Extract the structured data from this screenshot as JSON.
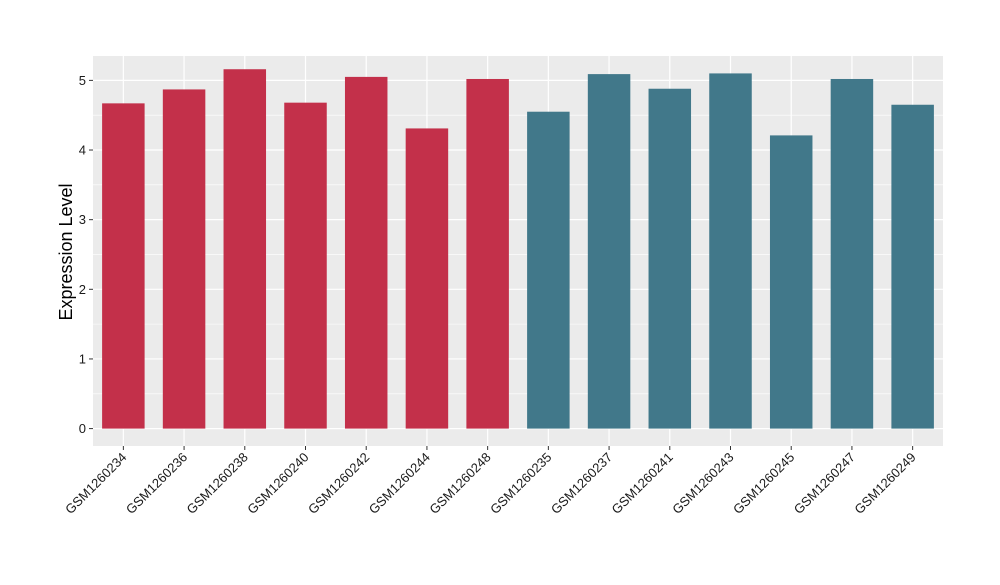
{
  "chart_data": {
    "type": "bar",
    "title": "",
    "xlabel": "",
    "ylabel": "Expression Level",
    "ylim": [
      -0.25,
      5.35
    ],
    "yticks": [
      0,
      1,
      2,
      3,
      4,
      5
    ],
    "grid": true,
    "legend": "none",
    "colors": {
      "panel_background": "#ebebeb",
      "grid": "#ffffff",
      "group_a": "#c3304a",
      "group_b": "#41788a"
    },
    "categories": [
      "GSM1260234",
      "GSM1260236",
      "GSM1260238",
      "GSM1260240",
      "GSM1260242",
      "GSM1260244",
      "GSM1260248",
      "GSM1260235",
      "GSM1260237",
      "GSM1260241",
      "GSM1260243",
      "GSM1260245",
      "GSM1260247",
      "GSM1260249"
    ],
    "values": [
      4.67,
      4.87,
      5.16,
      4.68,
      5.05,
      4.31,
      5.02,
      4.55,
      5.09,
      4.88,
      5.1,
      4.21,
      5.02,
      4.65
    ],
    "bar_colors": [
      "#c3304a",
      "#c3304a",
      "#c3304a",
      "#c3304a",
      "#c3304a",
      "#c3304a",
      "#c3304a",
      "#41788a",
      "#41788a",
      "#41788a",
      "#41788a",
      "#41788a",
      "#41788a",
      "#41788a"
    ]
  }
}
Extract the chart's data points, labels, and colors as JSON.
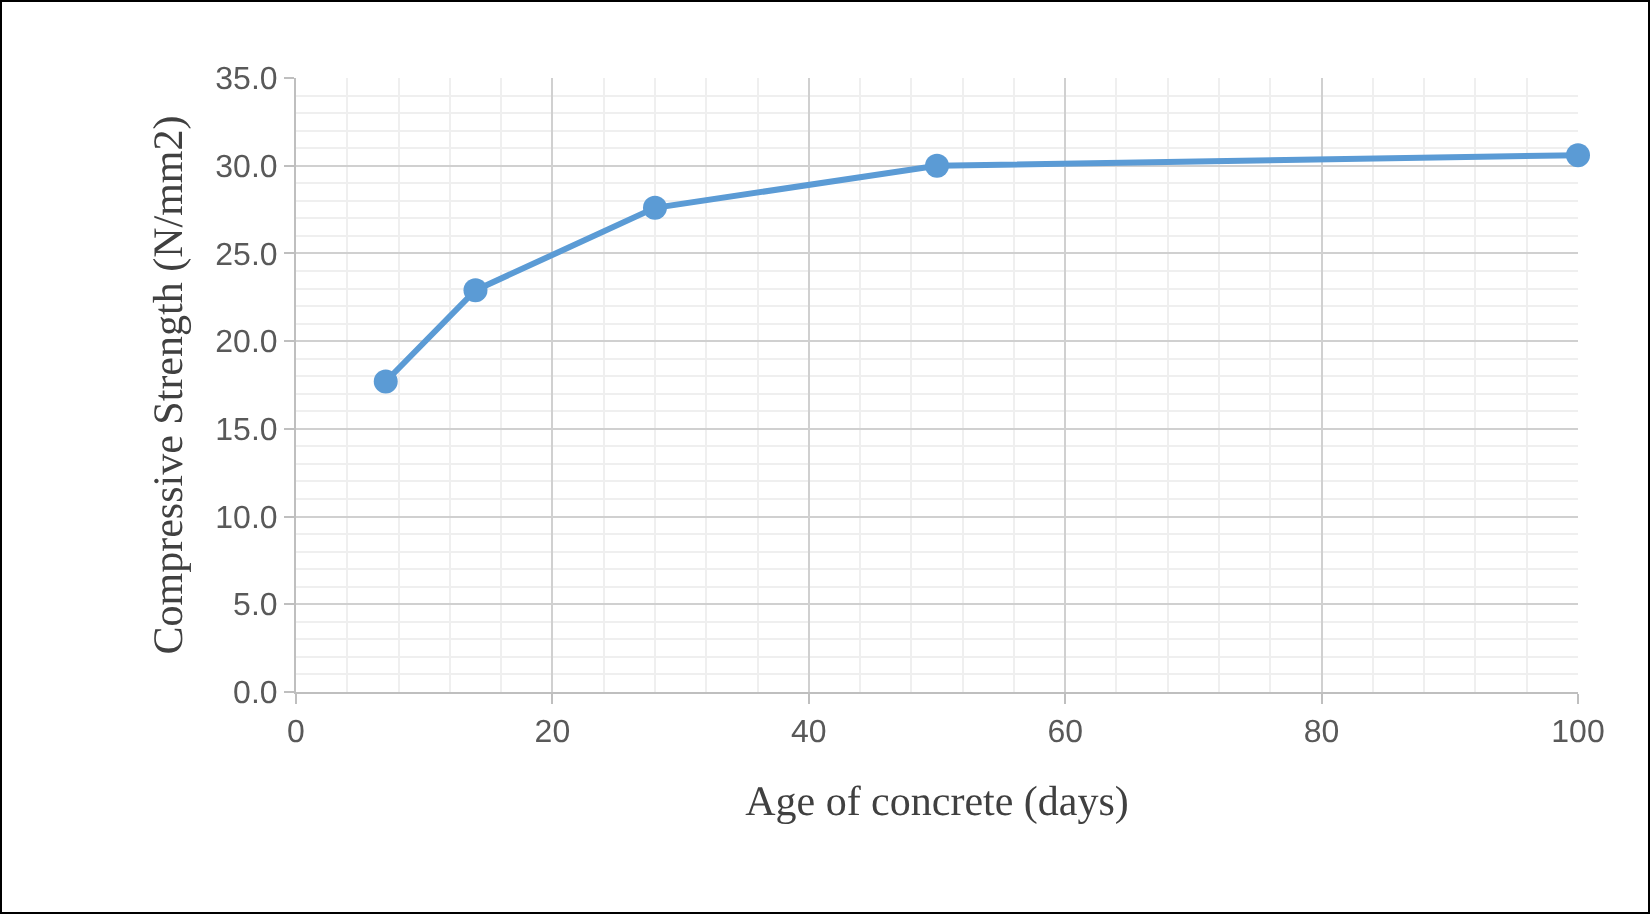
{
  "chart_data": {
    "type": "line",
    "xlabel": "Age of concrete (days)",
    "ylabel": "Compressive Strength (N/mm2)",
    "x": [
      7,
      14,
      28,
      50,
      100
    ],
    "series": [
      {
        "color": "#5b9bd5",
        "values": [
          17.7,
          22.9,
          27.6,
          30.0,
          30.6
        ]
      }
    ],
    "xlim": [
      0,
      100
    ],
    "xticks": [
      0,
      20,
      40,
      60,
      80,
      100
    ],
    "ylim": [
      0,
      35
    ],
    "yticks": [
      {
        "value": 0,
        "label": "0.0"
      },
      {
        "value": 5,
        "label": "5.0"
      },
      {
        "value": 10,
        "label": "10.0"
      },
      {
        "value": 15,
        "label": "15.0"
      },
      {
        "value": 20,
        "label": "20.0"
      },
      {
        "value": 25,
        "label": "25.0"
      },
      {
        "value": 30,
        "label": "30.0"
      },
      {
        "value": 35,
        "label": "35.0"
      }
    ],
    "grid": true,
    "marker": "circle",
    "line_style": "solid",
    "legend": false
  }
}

========================================

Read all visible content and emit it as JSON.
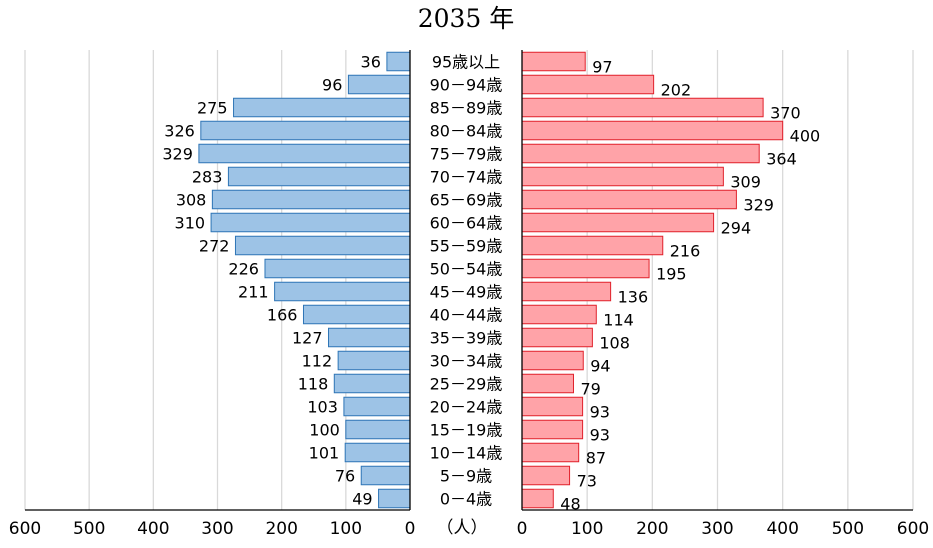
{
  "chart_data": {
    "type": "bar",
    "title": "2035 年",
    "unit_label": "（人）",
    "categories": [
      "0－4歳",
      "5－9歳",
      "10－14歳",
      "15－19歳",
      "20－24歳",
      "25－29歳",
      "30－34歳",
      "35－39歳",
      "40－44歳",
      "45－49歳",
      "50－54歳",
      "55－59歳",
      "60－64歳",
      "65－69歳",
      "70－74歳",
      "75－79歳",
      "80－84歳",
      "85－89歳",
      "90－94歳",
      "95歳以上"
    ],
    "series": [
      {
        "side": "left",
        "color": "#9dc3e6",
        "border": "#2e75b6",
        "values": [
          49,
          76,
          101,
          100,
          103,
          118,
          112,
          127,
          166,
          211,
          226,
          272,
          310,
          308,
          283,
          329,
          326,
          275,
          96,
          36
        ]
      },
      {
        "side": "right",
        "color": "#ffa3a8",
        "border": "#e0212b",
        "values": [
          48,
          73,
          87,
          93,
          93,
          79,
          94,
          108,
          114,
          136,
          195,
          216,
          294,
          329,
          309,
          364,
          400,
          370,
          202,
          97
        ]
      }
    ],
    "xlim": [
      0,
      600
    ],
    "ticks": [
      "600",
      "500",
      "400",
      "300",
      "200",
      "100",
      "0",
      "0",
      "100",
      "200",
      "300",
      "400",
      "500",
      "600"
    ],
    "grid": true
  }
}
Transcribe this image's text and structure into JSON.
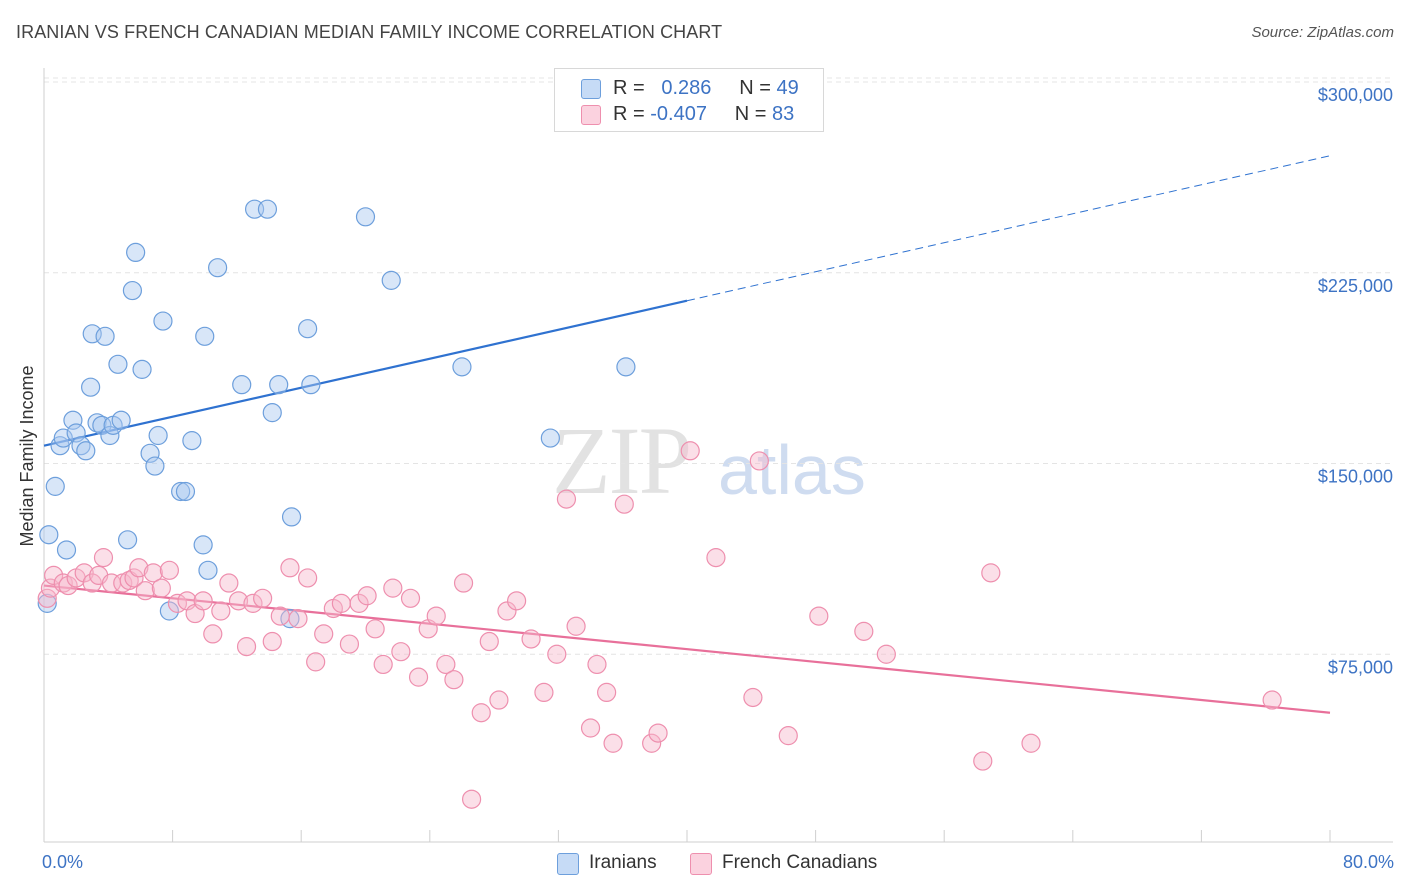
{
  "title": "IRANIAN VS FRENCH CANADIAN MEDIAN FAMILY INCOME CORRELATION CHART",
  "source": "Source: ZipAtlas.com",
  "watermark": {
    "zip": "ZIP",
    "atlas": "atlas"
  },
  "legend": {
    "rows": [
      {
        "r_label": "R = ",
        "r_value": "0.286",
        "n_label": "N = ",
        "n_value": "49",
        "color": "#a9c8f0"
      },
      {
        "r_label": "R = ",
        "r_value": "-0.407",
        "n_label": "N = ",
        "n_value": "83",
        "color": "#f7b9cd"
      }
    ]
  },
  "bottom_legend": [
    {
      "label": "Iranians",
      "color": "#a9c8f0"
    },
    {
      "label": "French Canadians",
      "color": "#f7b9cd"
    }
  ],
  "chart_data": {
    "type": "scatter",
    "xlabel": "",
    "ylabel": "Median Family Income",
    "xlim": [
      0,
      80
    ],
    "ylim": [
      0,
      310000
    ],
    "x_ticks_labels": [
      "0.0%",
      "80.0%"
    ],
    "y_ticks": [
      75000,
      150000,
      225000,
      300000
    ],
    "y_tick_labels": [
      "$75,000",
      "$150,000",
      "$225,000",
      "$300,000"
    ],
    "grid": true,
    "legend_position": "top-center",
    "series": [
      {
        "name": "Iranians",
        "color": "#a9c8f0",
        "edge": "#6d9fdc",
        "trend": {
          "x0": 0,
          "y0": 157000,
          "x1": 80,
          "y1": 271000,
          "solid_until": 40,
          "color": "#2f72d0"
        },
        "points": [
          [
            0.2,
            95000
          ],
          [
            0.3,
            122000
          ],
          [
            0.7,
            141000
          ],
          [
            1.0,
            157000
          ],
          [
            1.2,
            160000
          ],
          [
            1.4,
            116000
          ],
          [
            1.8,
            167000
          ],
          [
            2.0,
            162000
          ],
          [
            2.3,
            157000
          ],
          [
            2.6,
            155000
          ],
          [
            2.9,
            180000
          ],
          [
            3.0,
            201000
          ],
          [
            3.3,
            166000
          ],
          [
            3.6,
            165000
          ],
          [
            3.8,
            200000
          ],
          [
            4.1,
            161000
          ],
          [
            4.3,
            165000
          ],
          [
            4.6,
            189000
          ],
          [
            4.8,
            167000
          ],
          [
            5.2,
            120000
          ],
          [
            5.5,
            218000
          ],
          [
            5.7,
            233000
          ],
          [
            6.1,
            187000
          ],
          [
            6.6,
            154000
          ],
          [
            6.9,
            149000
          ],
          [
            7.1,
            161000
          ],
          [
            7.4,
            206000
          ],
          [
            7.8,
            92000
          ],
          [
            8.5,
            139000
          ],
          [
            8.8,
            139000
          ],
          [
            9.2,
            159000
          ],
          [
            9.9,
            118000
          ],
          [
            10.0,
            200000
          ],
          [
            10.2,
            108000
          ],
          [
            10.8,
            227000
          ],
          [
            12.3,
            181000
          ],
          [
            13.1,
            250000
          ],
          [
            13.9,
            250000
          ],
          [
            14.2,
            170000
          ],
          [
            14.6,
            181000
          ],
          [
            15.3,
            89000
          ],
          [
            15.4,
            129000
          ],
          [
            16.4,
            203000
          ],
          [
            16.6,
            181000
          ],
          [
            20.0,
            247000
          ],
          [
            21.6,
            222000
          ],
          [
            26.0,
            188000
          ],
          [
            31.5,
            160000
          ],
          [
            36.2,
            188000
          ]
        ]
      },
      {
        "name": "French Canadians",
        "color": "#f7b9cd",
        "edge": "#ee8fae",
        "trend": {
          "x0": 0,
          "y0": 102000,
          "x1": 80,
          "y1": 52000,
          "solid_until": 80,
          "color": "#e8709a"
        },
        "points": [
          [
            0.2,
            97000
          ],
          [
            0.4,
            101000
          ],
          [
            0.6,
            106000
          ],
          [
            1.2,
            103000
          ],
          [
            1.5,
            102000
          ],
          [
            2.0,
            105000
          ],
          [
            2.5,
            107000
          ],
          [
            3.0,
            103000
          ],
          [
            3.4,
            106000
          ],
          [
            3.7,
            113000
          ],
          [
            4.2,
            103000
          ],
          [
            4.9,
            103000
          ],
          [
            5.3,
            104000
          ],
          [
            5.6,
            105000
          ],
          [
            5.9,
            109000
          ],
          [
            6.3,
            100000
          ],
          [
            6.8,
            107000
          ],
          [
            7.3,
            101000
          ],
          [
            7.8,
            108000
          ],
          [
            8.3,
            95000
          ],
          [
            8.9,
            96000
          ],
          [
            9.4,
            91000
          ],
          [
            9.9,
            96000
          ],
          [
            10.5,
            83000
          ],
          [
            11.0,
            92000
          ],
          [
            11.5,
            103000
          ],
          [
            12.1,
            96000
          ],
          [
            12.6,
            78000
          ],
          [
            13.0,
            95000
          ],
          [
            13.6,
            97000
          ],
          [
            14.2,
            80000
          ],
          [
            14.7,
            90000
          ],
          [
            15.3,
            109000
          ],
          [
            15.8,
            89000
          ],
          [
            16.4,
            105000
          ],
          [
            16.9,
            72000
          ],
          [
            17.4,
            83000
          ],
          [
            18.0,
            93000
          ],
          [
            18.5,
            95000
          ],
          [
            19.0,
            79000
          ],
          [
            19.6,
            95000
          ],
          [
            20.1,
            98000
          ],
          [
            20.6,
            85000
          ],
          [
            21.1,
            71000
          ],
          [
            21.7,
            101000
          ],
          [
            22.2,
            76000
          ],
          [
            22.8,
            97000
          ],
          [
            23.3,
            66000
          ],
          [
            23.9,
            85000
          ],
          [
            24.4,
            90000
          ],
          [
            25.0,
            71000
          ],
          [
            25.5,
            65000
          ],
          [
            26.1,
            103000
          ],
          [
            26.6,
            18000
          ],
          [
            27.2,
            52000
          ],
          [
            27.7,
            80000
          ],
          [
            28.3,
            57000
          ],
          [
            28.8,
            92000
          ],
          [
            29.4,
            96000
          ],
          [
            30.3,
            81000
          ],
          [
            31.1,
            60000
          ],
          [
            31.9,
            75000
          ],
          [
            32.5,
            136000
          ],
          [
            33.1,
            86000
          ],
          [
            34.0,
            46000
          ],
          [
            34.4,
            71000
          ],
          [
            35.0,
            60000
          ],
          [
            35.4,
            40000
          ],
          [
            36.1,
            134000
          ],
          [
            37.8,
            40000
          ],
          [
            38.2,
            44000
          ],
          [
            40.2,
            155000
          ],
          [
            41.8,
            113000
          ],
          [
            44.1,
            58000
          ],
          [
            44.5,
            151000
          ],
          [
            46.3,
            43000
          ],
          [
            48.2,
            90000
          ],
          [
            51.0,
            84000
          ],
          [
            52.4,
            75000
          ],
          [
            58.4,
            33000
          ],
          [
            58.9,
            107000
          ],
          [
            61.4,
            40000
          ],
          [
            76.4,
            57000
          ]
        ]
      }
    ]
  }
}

========================================

Lines holding the word "ylabel" should be counted across the entries; state only how many there are.

3